» WHAT THE TASK ASKS: Output the line that contains "Convert this document image to plain text." and every line after it to the end of the entries, with nothing added or left out.

>> BEGIN RECORDS TO USE

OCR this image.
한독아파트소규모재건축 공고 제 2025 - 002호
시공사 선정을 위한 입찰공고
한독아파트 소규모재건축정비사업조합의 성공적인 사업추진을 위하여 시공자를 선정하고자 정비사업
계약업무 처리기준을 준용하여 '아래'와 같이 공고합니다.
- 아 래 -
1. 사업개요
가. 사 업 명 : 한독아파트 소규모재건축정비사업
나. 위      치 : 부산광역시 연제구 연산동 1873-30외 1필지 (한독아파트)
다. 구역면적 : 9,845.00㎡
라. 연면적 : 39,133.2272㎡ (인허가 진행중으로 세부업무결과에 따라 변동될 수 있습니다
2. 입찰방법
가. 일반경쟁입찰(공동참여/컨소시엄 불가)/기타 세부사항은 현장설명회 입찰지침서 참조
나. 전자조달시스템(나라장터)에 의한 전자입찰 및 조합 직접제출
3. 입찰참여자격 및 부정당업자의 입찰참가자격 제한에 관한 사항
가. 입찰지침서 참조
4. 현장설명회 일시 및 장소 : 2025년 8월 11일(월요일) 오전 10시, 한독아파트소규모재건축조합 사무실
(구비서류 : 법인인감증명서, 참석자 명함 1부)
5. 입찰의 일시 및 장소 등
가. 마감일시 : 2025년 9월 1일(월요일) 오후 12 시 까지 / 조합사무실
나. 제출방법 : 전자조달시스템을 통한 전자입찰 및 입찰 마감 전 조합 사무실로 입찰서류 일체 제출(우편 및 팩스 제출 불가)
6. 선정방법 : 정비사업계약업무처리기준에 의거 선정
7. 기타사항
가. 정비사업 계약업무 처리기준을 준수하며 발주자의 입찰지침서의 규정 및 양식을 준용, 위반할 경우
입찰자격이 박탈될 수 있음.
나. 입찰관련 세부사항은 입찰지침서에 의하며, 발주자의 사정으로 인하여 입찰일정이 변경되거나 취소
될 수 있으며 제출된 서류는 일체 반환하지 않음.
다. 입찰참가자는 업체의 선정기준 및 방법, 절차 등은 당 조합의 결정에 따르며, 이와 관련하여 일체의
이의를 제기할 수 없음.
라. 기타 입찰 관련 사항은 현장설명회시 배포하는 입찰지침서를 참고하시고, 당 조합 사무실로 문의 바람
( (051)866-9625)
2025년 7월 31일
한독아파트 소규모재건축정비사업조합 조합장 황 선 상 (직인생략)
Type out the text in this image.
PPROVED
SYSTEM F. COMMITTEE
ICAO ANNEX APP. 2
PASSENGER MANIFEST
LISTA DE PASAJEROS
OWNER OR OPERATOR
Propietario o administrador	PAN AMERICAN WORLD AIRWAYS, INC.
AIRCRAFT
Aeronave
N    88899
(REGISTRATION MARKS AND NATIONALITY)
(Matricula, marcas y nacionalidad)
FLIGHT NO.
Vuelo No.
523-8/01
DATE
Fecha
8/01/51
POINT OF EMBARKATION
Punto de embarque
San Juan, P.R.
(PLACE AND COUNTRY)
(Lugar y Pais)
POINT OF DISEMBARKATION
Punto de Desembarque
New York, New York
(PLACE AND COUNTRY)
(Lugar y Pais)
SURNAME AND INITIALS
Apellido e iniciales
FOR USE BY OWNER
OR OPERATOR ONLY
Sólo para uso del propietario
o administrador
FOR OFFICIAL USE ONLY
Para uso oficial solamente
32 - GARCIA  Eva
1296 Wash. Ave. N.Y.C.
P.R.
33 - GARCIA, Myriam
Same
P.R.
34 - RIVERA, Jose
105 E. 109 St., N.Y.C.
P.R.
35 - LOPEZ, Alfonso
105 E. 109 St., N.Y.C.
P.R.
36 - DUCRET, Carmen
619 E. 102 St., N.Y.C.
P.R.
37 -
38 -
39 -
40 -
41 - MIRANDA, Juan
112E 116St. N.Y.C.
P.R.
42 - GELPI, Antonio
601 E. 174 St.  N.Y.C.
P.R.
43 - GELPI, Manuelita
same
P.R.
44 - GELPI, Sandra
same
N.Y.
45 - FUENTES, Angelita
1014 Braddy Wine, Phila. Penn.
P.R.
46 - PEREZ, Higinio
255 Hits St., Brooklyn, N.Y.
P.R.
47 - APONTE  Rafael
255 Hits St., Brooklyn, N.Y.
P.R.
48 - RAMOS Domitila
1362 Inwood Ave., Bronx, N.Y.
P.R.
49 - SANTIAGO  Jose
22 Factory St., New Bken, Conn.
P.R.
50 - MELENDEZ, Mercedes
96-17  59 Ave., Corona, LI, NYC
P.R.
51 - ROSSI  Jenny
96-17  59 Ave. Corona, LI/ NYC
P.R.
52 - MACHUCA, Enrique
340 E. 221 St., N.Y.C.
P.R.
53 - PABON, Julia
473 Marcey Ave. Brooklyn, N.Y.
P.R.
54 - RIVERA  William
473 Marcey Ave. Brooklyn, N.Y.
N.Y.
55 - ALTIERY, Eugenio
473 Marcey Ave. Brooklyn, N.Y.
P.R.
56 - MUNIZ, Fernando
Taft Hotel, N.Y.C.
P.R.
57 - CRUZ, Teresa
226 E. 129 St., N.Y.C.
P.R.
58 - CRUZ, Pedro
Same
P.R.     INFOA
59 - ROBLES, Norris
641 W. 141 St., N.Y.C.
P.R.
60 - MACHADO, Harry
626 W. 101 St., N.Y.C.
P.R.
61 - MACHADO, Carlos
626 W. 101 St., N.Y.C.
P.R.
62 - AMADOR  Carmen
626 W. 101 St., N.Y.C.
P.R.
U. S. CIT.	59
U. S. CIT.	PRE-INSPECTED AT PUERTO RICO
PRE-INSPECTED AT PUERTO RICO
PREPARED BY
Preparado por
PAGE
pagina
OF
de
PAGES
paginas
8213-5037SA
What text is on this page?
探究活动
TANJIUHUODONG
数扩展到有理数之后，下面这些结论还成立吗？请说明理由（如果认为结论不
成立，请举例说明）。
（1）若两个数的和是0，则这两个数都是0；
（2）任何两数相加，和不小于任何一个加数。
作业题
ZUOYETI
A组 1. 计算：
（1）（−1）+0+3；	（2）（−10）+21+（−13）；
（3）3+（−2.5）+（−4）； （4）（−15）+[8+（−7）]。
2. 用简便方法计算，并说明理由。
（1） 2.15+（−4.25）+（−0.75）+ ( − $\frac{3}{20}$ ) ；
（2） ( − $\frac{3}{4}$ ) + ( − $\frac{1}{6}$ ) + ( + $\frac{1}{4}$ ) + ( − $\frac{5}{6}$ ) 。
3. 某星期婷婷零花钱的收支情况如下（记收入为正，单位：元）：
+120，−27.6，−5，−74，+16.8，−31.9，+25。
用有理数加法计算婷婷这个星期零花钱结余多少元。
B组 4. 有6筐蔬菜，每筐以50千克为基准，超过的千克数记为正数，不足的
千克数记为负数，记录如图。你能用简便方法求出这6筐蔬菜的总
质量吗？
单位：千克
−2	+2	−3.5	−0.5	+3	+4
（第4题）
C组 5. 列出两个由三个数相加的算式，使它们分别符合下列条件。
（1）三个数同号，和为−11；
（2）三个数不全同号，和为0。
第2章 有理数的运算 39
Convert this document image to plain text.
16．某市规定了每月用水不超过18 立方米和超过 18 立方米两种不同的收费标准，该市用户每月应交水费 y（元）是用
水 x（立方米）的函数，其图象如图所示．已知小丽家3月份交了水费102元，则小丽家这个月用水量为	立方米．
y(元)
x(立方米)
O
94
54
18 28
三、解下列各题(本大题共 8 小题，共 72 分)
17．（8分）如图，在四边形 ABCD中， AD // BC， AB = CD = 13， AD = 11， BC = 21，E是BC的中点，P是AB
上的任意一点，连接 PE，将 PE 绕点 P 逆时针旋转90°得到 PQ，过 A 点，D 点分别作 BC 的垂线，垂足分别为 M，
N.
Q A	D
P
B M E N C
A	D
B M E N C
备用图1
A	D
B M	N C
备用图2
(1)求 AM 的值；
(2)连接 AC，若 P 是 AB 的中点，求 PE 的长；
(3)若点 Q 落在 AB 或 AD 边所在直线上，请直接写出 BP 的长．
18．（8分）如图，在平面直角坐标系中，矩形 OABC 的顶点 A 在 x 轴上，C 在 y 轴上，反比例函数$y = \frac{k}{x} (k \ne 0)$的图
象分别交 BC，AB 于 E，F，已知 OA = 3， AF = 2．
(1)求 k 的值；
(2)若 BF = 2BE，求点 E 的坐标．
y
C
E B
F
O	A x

>> END RECORDS TO USE

» ANSWER TO THIS PROBLEM:
Convert this document image to plain text.
16．某市规定了每月用水不超过18 立方米和超过 18 立方米两种不同的收费标准，该市用户每月应交水费 y（元）是用
水 x（立方米）的函数，其图象如图所示．已知小丽家3月份交了水费102元，则小丽家这个月用水量为	立方米．
y(元)
x(立方米)
O
94
54
18 28
三、解下列各题(本大题共 8 小题，共 72 分)
17．（8分）如图，在四边形 ABCD中， AD // BC， AB = CD = 13， AD = 11， BC = 21，E是BC的中点，P是AB
上的任意一点，连接 PE，将 PE 绕点 P 逆时针旋转90°得到 PQ，过 A 点，D 点分别作 BC 的垂线，垂足分别为 M，
N.
Q A	D
P
B M E N C
A	D
B M E N C
备用图1
A	D
B M	N C
备用图2
(1)求 AM 的值；
(2)连接 AC，若 P 是 AB 的中点，求 PE 的长；
(3)若点 Q 落在 AB 或 AD 边所在直线上，请直接写出 BP 的长．
18．（8分）如图，在平面直角坐标系中，矩形 OABC 的顶点 A 在 x 轴上，C 在 y 轴上，反比例函数$y = \frac{k}{x} (k \ne 0)$的图
象分别交 BC，AB 于 E，F，已知 OA = 3， AF = 2．
(1)求 k 的值；
(2)若 BF = 2BE，求点 E 的坐标．
y
C
E B
F
O	A x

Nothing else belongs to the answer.